Speaking of red meat: A Washington Post fact checker examined three claims made by Vance about Democratic presidential candidate Kamala Harris, including the claim that she wants to “take away your ability to eat red meat,” and concluded that those claims are false. Other false claims examined include Vance’s claim that Harris wants to ban gas stoves and his claim that Harris said it was reasonable not to have children because of climate change.
Advertising is worth it: The National Republican Senatorial Committee has canceled its fall cable reservations totaling more than $700,000 for the Ohio Senate race between Democratic incumbent Brown and Republican challenger Bernie Moreno, the Washington Examiner reports. According to AdImpact, the NRSC canceled its entire cable reservation in one of the most competitive races in the country, which was scheduled to run ads between Aug. 31 and Election Day. In a social media post, the Republican Senate campaign arm said it still views Ohio as a top campaign target but believes the money could be spent more efficiently on hybrid ads.

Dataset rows
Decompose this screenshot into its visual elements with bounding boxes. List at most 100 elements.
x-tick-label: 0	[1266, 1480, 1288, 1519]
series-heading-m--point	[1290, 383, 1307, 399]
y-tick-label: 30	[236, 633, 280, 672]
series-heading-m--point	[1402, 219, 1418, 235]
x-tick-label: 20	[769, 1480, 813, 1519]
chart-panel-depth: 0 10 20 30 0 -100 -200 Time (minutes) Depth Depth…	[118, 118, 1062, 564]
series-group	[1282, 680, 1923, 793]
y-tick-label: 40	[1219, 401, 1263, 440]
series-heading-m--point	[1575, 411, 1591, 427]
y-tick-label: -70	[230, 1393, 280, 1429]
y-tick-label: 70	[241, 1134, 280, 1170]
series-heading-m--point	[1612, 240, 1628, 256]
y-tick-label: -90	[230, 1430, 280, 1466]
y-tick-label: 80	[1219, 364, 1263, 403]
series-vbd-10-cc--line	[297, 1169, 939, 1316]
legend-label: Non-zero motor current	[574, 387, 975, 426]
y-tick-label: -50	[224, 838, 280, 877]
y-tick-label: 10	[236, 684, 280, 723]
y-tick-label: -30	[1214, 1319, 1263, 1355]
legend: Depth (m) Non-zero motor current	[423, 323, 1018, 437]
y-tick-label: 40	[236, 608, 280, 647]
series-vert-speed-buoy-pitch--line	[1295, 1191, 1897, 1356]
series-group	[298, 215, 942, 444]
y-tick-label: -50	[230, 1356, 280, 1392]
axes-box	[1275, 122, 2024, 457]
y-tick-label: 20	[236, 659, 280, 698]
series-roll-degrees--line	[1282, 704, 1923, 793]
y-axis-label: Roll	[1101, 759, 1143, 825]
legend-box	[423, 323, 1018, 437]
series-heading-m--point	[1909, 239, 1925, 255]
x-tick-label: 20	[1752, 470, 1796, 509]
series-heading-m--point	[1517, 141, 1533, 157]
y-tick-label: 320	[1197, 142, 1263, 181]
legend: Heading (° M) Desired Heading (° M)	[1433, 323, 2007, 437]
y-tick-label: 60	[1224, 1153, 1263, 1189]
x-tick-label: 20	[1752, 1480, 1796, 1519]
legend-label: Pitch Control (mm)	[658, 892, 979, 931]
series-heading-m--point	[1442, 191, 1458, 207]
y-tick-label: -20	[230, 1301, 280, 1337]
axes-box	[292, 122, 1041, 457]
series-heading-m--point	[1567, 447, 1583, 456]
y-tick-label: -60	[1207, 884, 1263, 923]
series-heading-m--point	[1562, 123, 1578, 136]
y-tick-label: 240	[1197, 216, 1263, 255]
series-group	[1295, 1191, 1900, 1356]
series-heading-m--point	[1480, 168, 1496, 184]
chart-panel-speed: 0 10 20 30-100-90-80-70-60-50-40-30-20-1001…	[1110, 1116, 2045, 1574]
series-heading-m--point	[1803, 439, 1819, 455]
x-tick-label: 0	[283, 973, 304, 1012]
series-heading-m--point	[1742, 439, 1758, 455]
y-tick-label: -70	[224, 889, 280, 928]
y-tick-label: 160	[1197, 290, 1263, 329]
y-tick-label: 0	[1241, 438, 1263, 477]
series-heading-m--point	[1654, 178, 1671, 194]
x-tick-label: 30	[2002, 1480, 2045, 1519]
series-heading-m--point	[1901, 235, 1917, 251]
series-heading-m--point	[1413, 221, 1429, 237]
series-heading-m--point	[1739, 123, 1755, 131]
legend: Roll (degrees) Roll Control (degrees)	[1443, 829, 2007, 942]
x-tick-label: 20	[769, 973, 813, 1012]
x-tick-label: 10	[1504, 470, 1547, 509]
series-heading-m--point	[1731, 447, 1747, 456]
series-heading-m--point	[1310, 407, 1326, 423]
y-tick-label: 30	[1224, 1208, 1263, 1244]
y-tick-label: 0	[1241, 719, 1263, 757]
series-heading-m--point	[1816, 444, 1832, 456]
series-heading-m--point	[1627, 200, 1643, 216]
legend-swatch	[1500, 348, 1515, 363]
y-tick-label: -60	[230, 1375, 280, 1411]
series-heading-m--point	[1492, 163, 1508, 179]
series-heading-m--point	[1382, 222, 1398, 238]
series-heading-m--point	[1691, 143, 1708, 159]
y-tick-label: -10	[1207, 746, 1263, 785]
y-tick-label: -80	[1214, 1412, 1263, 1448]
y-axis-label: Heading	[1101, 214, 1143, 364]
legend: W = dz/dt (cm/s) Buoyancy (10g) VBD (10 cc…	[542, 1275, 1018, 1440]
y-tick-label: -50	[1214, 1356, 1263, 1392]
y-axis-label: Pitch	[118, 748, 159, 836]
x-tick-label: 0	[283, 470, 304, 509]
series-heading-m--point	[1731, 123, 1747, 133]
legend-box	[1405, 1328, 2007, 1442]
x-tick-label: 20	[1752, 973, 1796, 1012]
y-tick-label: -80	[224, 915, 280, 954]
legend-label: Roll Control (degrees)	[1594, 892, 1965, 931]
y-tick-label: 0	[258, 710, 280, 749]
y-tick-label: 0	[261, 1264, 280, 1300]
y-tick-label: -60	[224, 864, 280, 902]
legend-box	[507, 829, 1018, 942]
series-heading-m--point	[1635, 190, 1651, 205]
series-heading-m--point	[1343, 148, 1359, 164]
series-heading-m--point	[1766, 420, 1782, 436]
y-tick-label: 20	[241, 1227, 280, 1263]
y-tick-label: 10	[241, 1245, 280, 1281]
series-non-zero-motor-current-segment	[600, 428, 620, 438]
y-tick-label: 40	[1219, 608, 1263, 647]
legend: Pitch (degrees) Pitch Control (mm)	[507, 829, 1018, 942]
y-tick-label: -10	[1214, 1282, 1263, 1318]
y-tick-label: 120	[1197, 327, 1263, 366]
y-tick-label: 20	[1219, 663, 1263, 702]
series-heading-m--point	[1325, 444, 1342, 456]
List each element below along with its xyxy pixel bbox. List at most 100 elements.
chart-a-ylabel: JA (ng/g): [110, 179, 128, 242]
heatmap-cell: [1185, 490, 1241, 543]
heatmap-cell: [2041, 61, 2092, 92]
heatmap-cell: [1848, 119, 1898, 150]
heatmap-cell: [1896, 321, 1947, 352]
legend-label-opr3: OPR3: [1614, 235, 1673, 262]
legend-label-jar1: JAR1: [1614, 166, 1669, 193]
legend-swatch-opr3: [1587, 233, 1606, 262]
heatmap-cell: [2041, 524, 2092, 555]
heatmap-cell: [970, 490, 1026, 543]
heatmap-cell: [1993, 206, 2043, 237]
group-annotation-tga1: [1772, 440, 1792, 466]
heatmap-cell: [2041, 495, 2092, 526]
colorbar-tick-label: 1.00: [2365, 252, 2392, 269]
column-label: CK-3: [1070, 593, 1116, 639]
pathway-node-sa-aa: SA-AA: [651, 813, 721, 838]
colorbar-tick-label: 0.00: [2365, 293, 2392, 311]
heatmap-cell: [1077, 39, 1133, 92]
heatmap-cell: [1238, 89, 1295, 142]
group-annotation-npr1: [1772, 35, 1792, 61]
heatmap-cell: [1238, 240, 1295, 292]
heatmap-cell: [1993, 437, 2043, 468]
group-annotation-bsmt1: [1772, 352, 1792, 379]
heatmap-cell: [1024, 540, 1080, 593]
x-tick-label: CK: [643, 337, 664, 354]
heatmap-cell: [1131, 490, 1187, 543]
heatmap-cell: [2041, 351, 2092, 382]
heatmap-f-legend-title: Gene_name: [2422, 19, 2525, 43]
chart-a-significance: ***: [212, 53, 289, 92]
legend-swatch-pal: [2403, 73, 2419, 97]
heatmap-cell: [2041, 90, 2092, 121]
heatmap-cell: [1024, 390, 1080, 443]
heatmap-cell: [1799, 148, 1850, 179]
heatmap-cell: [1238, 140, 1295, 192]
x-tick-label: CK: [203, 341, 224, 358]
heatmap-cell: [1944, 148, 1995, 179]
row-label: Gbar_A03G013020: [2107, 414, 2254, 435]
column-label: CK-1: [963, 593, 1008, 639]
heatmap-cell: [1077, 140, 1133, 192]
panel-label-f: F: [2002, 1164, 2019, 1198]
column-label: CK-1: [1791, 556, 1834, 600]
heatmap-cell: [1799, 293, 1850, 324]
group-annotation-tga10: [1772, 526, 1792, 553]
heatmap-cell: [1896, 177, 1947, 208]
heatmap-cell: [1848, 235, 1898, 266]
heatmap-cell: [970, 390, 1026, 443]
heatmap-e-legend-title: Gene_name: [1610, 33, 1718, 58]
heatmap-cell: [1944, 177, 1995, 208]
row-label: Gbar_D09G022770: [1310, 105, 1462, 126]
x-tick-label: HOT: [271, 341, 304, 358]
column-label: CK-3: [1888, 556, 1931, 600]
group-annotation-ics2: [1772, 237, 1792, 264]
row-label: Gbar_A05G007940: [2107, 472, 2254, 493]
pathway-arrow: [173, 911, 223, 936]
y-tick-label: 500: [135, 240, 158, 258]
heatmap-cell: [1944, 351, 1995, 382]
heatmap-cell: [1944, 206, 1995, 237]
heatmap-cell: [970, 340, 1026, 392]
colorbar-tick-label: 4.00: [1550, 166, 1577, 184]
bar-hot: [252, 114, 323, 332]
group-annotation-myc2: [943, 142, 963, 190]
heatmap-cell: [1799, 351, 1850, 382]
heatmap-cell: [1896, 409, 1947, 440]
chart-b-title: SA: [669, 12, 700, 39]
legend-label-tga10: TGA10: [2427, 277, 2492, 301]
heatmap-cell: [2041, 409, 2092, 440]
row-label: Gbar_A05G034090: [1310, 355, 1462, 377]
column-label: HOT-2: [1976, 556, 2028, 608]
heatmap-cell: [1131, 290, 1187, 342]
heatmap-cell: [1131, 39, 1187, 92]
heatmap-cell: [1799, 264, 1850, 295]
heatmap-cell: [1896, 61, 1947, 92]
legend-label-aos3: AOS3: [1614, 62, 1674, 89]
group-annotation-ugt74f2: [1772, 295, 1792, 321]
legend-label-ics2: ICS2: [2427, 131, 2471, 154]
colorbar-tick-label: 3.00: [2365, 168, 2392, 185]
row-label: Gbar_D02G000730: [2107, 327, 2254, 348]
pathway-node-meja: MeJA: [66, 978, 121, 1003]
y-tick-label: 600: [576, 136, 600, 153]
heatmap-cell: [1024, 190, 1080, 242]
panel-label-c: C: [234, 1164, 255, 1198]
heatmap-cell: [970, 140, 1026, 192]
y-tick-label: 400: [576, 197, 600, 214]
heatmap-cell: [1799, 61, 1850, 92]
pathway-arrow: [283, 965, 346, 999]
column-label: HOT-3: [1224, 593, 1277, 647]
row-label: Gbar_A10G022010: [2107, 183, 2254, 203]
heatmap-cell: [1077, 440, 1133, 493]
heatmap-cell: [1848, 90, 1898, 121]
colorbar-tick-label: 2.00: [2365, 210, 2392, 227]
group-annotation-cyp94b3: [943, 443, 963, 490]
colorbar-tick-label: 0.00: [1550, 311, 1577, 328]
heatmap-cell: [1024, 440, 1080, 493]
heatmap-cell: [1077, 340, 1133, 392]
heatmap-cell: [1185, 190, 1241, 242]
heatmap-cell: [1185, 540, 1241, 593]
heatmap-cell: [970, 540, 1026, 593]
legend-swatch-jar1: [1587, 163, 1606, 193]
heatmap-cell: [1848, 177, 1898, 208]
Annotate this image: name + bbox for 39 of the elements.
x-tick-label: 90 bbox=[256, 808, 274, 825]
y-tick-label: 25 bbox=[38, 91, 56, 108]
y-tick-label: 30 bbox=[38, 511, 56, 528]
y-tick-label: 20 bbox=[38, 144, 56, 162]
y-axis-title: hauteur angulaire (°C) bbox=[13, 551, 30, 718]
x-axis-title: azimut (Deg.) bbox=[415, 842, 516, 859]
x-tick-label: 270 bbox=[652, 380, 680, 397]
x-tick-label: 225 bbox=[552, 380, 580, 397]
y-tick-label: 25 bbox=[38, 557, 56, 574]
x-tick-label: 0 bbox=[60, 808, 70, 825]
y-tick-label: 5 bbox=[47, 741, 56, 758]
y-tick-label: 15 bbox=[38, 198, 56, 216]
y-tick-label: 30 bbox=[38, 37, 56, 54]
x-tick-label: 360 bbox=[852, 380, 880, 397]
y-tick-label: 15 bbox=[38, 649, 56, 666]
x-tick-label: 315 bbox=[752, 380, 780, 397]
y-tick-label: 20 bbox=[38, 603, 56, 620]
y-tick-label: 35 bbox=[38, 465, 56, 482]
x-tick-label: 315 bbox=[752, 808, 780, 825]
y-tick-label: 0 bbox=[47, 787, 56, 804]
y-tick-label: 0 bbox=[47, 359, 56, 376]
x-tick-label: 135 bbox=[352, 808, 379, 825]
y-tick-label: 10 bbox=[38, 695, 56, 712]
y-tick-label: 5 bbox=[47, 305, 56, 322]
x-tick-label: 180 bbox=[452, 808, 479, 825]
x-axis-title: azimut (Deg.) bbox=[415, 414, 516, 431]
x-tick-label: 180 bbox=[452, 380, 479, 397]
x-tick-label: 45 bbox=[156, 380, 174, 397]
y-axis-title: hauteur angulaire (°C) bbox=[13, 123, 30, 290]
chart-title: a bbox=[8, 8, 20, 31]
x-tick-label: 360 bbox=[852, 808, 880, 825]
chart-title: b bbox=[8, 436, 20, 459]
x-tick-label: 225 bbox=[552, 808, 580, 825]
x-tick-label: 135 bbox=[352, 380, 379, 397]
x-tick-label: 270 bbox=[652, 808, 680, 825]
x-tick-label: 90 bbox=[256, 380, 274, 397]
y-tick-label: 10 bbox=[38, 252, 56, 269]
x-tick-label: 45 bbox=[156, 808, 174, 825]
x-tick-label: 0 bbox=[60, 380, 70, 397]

[Brief]: Extend the campaign news roundup past its final sentence, which ends with "spent more efficiently on hybrid ads." The rows have no connection to the text about campaign news.

[Result]:
Delayed again: For those awaiting a ruling on whether the state’s six-week “heartbeat” abortion ban is constitutional, the wait continues. First, Hamilton County District Court Judge Christian Jenkins set a May 20 deadline for the decision. Then he pushed it back to June 25. Then he pushed it back to Tuesday. And on Tuesday, he pushed his deadline back to Aug. 29. The state has been barred from enforcing the heartbeat law, meaning women can still get abortions after the sixth week, for 22 months. But abortion clinics and doctors want Jenkins to weigh the law with the new abortion rights amendment voters passed last November and overturn the law for good. Ohio Attorney General Dave Yost agrees the ban is no longer constitutional but says other parts of the law should stay.
New job: Lee Strang, a law professor at the University of Toledo who was a driving force behind the creation of five new “centers for intellectual diversity” at some universities, has been hired to head one of those centers. Strang will be executive director of the Salmon P. Chase Center for Civics, Culture and Society at Ohio State University. Strang also served as director of the Center for Intellectual Diversity at the University of Toledo and has testified before the legislature on a number of issues, including in favor of last year’s special election to block the abortion law change, reports Megan Henry of the Ohio Capital Journal.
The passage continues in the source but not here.